| Exercise instructions |
List each line of the data in which the string "truck" appears.

| Data records |
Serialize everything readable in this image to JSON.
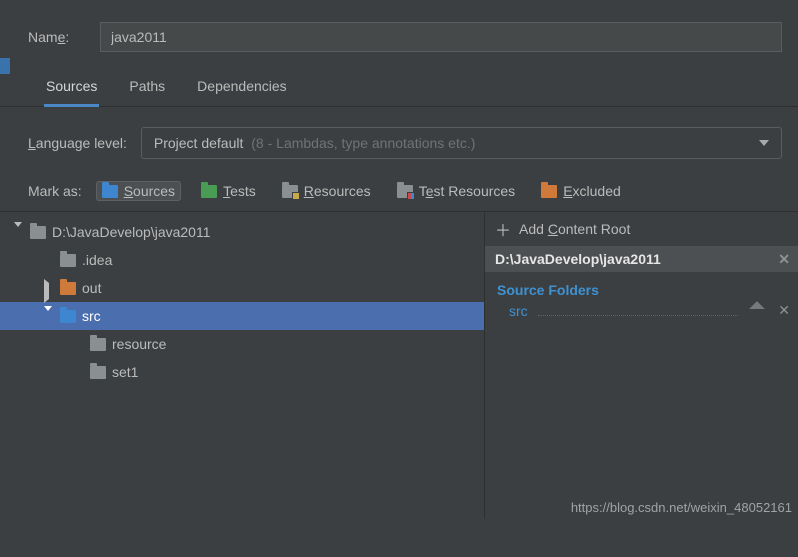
{
  "name": {
    "label": "Name:",
    "value": "java2011",
    "accel": "e"
  },
  "tabs": {
    "sources": "Sources",
    "paths": "Paths",
    "dependencies": "Dependencies"
  },
  "language": {
    "label": "Language level:",
    "accel": "L",
    "value": "Project default",
    "hint": "(8 - Lambdas, type annotations etc.)"
  },
  "mark": {
    "label": "Mark as:",
    "sources": "Sources",
    "tests": "Tests",
    "resources": "Resources",
    "testResources": "Test Resources",
    "excluded": "Excluded"
  },
  "tree": {
    "root": "D:\\JavaDevelop\\java2011",
    "idea": ".idea",
    "out": "out",
    "src": "src",
    "resource": "resource",
    "set1": "set1"
  },
  "content": {
    "add": "Add Content Root",
    "addAccel": "C",
    "path": "D:\\JavaDevelop\\java2011",
    "sourceFoldersTitle": "Source Folders",
    "srcItem": "src"
  },
  "watermark": "https://blog.csdn.net/weixin_48052161"
}
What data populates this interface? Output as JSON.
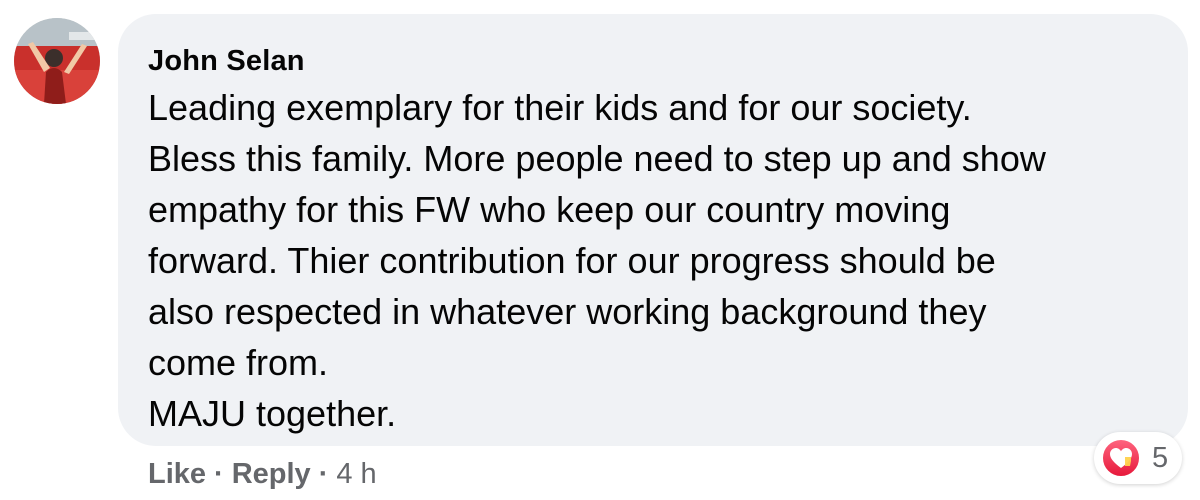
{
  "comment": {
    "author": "John Selan",
    "text": "Leading exemplary for their kids and for our society.\nBless this family. More people need to step up and show\nempathy for this FW who keep our country moving\nforward. Thier contribution for our progress should be\nalso respected in whatever working background they\ncome from.\nMAJU together."
  },
  "actions": {
    "like_label": "Like",
    "separator": "·",
    "reply_label": "Reply",
    "time": "4 h"
  },
  "reactions": {
    "icon": "love-reaction-icon",
    "count": "5"
  },
  "colors": {
    "bubble": "#f0f2f5",
    "text": "#050505",
    "secondary": "#65676b",
    "love": "#f33e58"
  }
}
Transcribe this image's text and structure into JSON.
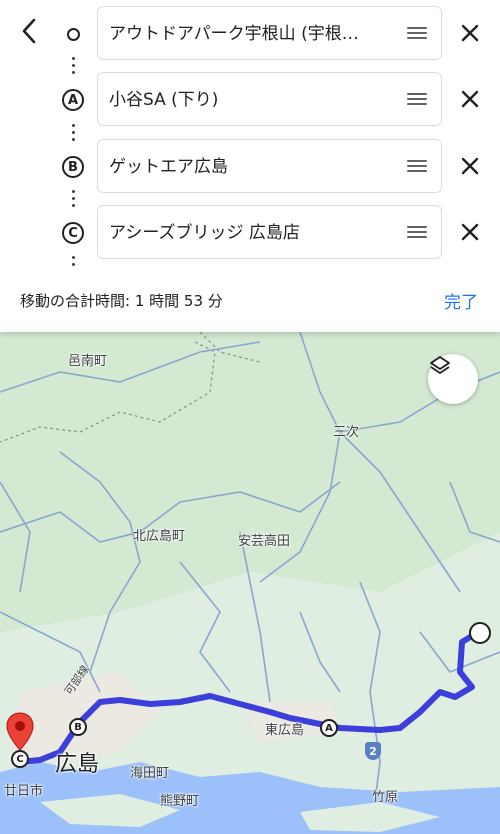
{
  "header": {
    "back_icon": "back-arrow-icon",
    "stops": [
      {
        "marker": "",
        "marker_icon": "origin-circle-icon",
        "text": "アウトドアパーク宇根山 (宇根山天文台)",
        "display": "アウトドアパーク宇根山 (宇根…"
      },
      {
        "marker": "A",
        "text": "小谷SA (下り)"
      },
      {
        "marker": "B",
        "text": "ゲットエア広島"
      },
      {
        "marker": "C",
        "text": "アシーズブリッジ 広島店"
      }
    ],
    "handle_icon": "drag-handle-icon",
    "remove_icon": "close-icon",
    "summary": "移動の合計時間: 1 時間 53 分",
    "done_label": "完了"
  },
  "map": {
    "labels": [
      "邑南町",
      "三次",
      "北広島町",
      "安芸高田",
      "東広島",
      "広島",
      "海田町",
      "熊野町",
      "廿日市",
      "竹原",
      "可部線"
    ],
    "waypoints": [
      "A",
      "B",
      "C"
    ],
    "route_badge": "2",
    "layers_icon": "layers-icon",
    "destination_pin_icon": "red-pin-icon",
    "route_color": "#3c3fd9",
    "water_color": "#9cc0f9",
    "land_color": "#dfeee0"
  }
}
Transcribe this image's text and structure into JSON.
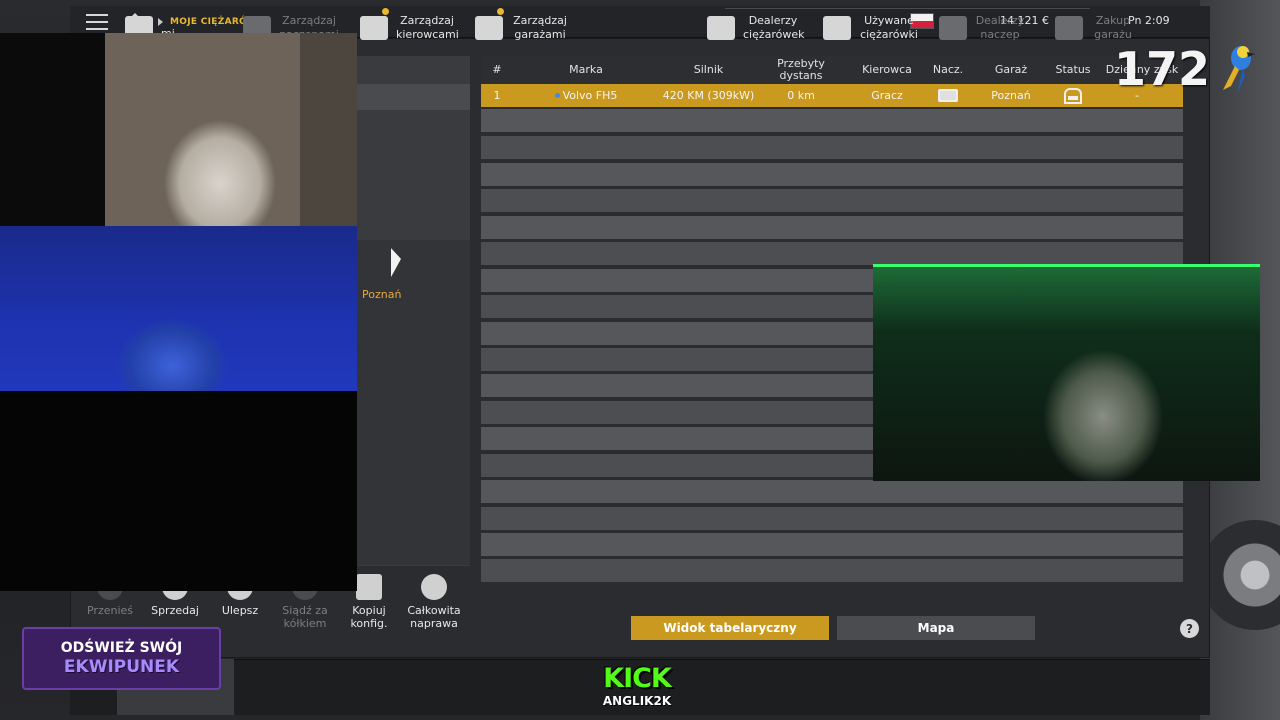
{
  "topbar": {
    "breadcrumb": "MOJE CIĘŻARÓWKI",
    "money": "14 121 €",
    "time": "Pn 2:09"
  },
  "sidebar": {
    "garage_label": "Poznań"
  },
  "table": {
    "columns": [
      "#",
      "Marka",
      "Silnik",
      "Przebyty dystans",
      "Kierowca",
      "Nacz.",
      "Garaż",
      "Status",
      "Dzienny zysk"
    ],
    "rows": [
      {
        "num": "1",
        "brand": "Volvo FH5",
        "engine": "420 KM (309kW)",
        "distance": "0 km",
        "driver": "Gracz",
        "trailer_icon": "trailer-icon",
        "garage": "Poznań",
        "status_icon": "garage-icon",
        "profit": "-"
      }
    ]
  },
  "actions": [
    {
      "label": "Przenieś",
      "icon": "move-icon",
      "enabled": false
    },
    {
      "label": "Sprzedaj",
      "icon": "sell-icon",
      "enabled": true
    },
    {
      "label": "Ulepsz",
      "icon": "upgrade-icon",
      "enabled": true
    },
    {
      "label": "Siądź za kółkiem",
      "icon": "steering-wheel-icon",
      "enabled": false
    },
    {
      "label": "Kopiuj konfig.",
      "icon": "copy-icon",
      "enabled": true
    },
    {
      "label": "Całkowita naprawa",
      "icon": "repair-icon",
      "enabled": true
    }
  ],
  "view_buttons": {
    "table": "Widok tabelaryczny",
    "map": "Mapa",
    "help": "?"
  },
  "bottom_nav": [
    {
      "label": "mi",
      "icon": "truck-icon",
      "enabled": true
    },
    {
      "label": "Zarządzaj naczepami",
      "icon": "trailer-manage-icon",
      "enabled": false
    },
    {
      "label": "Zarządzaj kierowcami",
      "icon": "driver-icon",
      "enabled": true
    },
    {
      "label": "Zarządzaj garażami",
      "icon": "garage-manage-icon",
      "enabled": true
    },
    {
      "label": "Dealerzy ciężarówek",
      "icon": "truck-dealer-icon",
      "enabled": true
    },
    {
      "label": "Używane ciężarówki",
      "icon": "used-truck-icon",
      "enabled": true
    },
    {
      "label": "Dealerzy naczep",
      "icon": "trailer-dealer-icon",
      "enabled": false
    },
    {
      "label": "Zakup garażu",
      "icon": "buy-garage-icon",
      "enabled": false
    }
  ],
  "overlays": {
    "counter": "172",
    "kick_logo": "KICK",
    "kick_channel": "ANGLIK2K",
    "promo_line1": "ODŚWIEŻ SWÓJ",
    "promo_line2": "EKWIPUNEK"
  },
  "colors": {
    "accent": "#c99a1f",
    "breadcrumb": "#e8b830",
    "kick": "#53fc18"
  }
}
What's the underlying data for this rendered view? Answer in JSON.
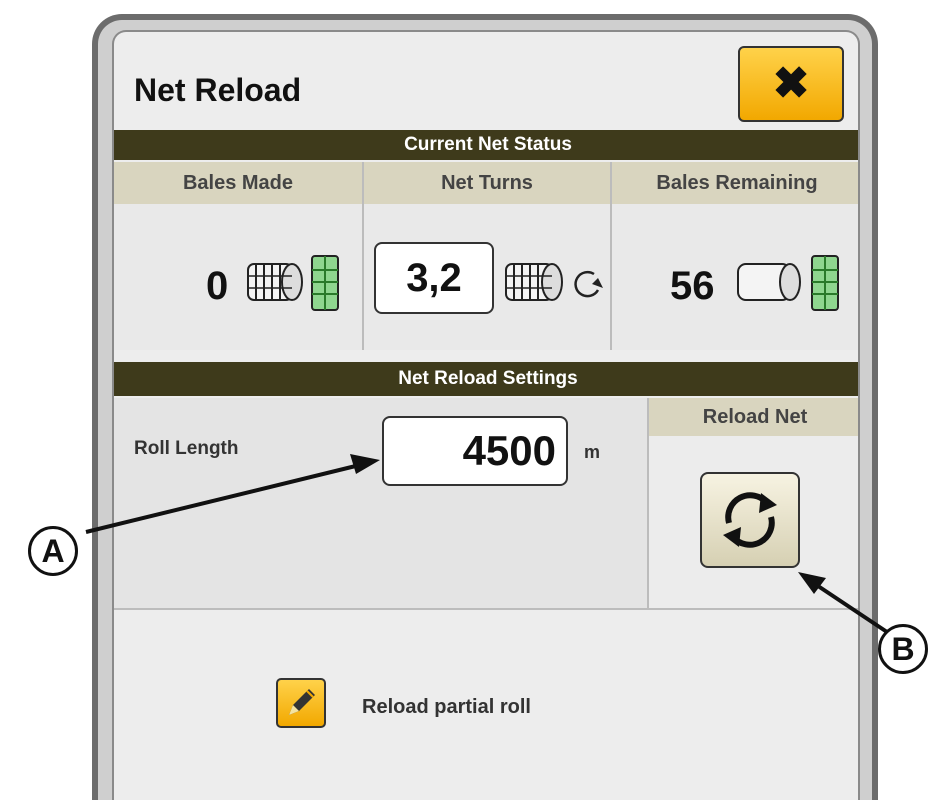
{
  "dialog": {
    "title": "Net Reload",
    "close_icon": "close-x-icon",
    "accent": "#f2a800"
  },
  "net_status": {
    "header": "Current Net Status",
    "columns": [
      {
        "label": "Bales Made",
        "value": "0",
        "icon": "netted-bale-icon"
      },
      {
        "label": "Net Turns",
        "value": "3,2",
        "icon": "net-turns-icon"
      },
      {
        "label": "Bales Remaining",
        "value": "56",
        "icon": "bale-remaining-icon"
      }
    ]
  },
  "settings": {
    "header": "Net Reload Settings",
    "roll_length_label": "Roll Length",
    "roll_length_value": "4500",
    "roll_length_unit": "m",
    "reload_header": "Reload Net",
    "reload_icon": "reload-cycle-icon"
  },
  "partial": {
    "label": "Reload partial roll",
    "icon": "pencil-icon"
  },
  "callouts": {
    "a": "A",
    "b": "B"
  },
  "colors": {
    "header_bar": "#3e3a1b",
    "column_header": "#d9d5bf",
    "button_yellow": "#f2a800"
  }
}
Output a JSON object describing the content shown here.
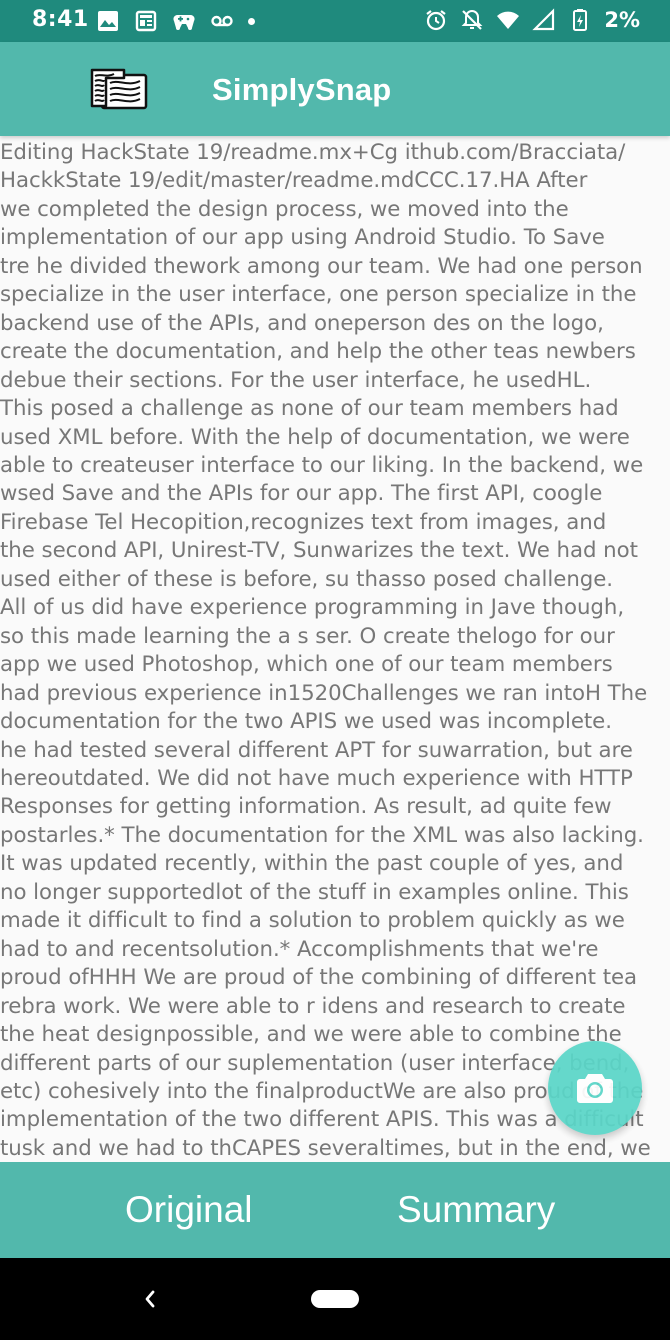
{
  "status_bar": {
    "time": "8:41",
    "battery": "2%",
    "left_icons": [
      "image-icon",
      "news-icon",
      "game-controller-icon",
      "voicemail-icon",
      "dot-icon"
    ],
    "right_icons": [
      "alarm-icon",
      "notifications-off-icon",
      "wifi-icon",
      "signal-icon",
      "battery-charging-icon"
    ]
  },
  "app_bar": {
    "title": "SimplySnap",
    "logo_icon": "scanned-document-logo-icon",
    "background": "#52b8ac"
  },
  "content": {
    "text": "Editing HackState 19/readme.mx+Cg ithub.com/Bracciata/\nHackkState 19/edit/master/readme.mdCCC.17.HA After\nwe completed the design process, we moved into the\nimplementation of our app using Android Studio. To Save\ntre he divided thework among our team. We had one person\nspecialize in the user interface, one person specialize in the\nbackend use of the APIs, and oneperson des on the logo,\ncreate the documentation, and help the other teas newbers\ndebue their sections. For the user interface, he usedHL.\nThis posed a challenge as none of our team members had\nused XML before. With the help of documentation, we were\nable to createuser interface to our liking. In the backend, we\nwsed Save and the APIs for our app. The first API, coogle\nFirebase Tel Hecopition,recognizes text from images, and\nthe second API, Unirest-TV, Sunwarizes the text. We had not\nused either of these is before, su thasso posed challenge.\nAll of us did have experience programming in Jave though,\nso this made learning the a s ser. O create thelogo for our\napp we used Photoshop, which one of our team members\nhad previous experience in1520Challenges we ran intoH The\ndocumentation for the two APIS we used was incomplete.\nhe had tested several different APT for suwarration, but are\nhereoutdated. We did not have much experience with HTTP\nResponses for getting information. As result, ad quite few\npostarles.* The documentation for the XML was also lacking.\nIt was updated recently, within the past couple of yes, and\nno longer supportedlot of the stuff in examples online. This\nmade it difficult to find a solution to problem quickly as we\nhad to and recentsolution.* Accomplishments that we're\nproud ofHHH We are proud of the combining of different tea\nrebra work. We were able to r idens and research to create\nthe heat designpossible, and we were able to combine the\ndifferent parts of our suplementation (user interface, bend,\netc) cohesively into the finalproductWe are also proud of the\nimplementation of the two different APIS. This was a difficult\ntusk and we had to thCAPES severaltimes, but in the end, we"
  },
  "fab": {
    "icon": "camera-icon",
    "color": "#5ad6c8"
  },
  "bottom_bar": {
    "tabs": [
      {
        "label": "Original"
      },
      {
        "label": "Summary"
      }
    ]
  },
  "nav_bar": {
    "back_icon": "back-chevron-icon",
    "home_icon": "home-pill-icon"
  }
}
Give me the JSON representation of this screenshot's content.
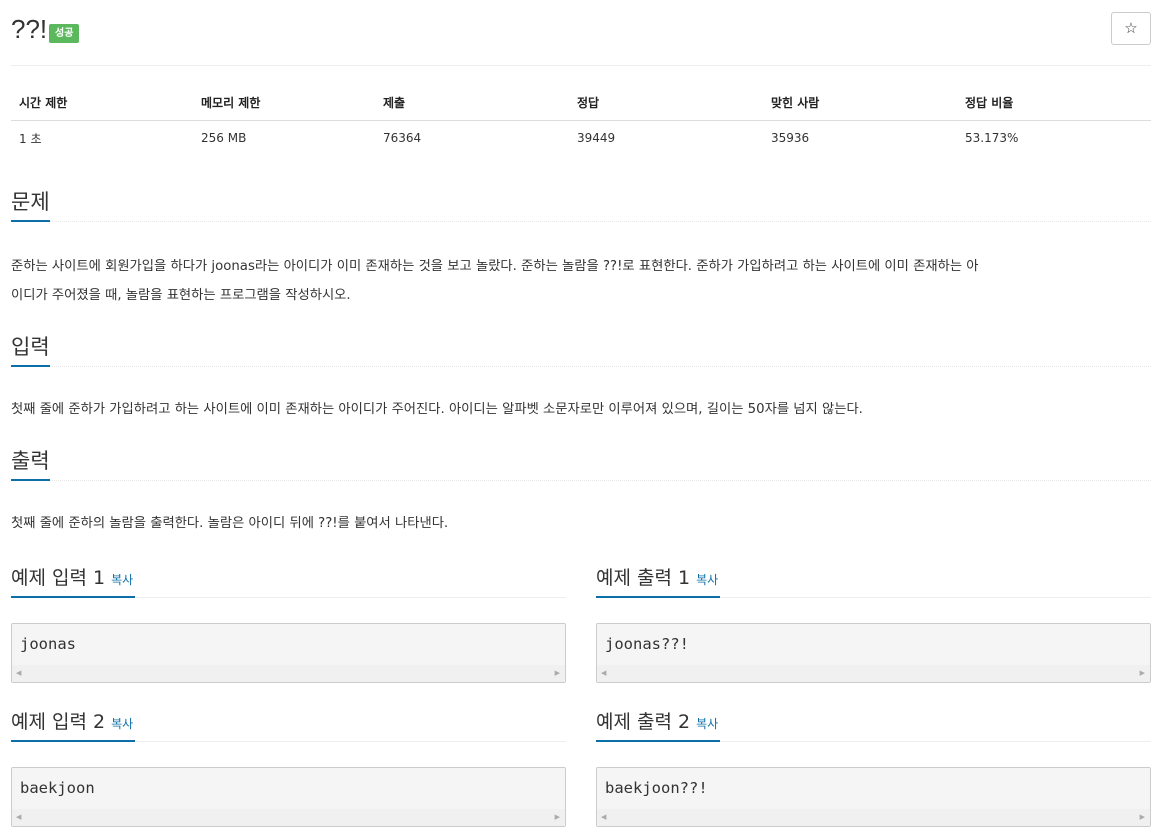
{
  "problem": {
    "title": "??!",
    "badge": "성공"
  },
  "star_icon": "☆",
  "info_table": {
    "headers": [
      "시간 제한",
      "메모리 제한",
      "제출",
      "정답",
      "맞힌 사람",
      "정답 비율"
    ],
    "values": [
      "1 초",
      "256 MB",
      "76364",
      "39449",
      "35936",
      "53.173%"
    ]
  },
  "sections": {
    "description": {
      "heading": "문제",
      "line1": "준하는 사이트에 회원가입을 하다가 joonas라는 아이디가 이미 존재하는 것을 보고 놀랐다. 준하는 놀람을 ??!로 표현한다. 준하가 가입하려고 하는 사이트에 이미 존재하는 아",
      "line2": "이디가 주어졌을 때, 놀람을 표현하는 프로그램을 작성하시오."
    },
    "input": {
      "heading": "입력",
      "text": "첫째 줄에 준하가 가입하려고 하는 사이트에 이미 존재하는 아이디가 주어진다. 아이디는 알파벳 소문자로만 이루어져 있으며, 길이는 50자를 넘지 않는다."
    },
    "output": {
      "heading": "출력",
      "text": "첫째 줄에 준하의 놀람을 출력한다. 놀람은 아이디 뒤에 ??!를 붙여서 나타낸다."
    }
  },
  "examples": {
    "copy_label": "복사",
    "input1": {
      "title": "예제 입력 1",
      "content": "joonas"
    },
    "output1": {
      "title": "예제 출력 1",
      "content": "joonas??!"
    },
    "input2": {
      "title": "예제 입력 2",
      "content": "baekjoon"
    },
    "output2": {
      "title": "예제 출력 2",
      "content": "baekjoon??!"
    }
  },
  "colors": {
    "accent": "#0d6fa8",
    "success": "#5cb85c"
  }
}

| Final result |
      "icon": "truck-icon",
      "icon": "truck-dealer-icon",
      "icon": "used-truck-icon",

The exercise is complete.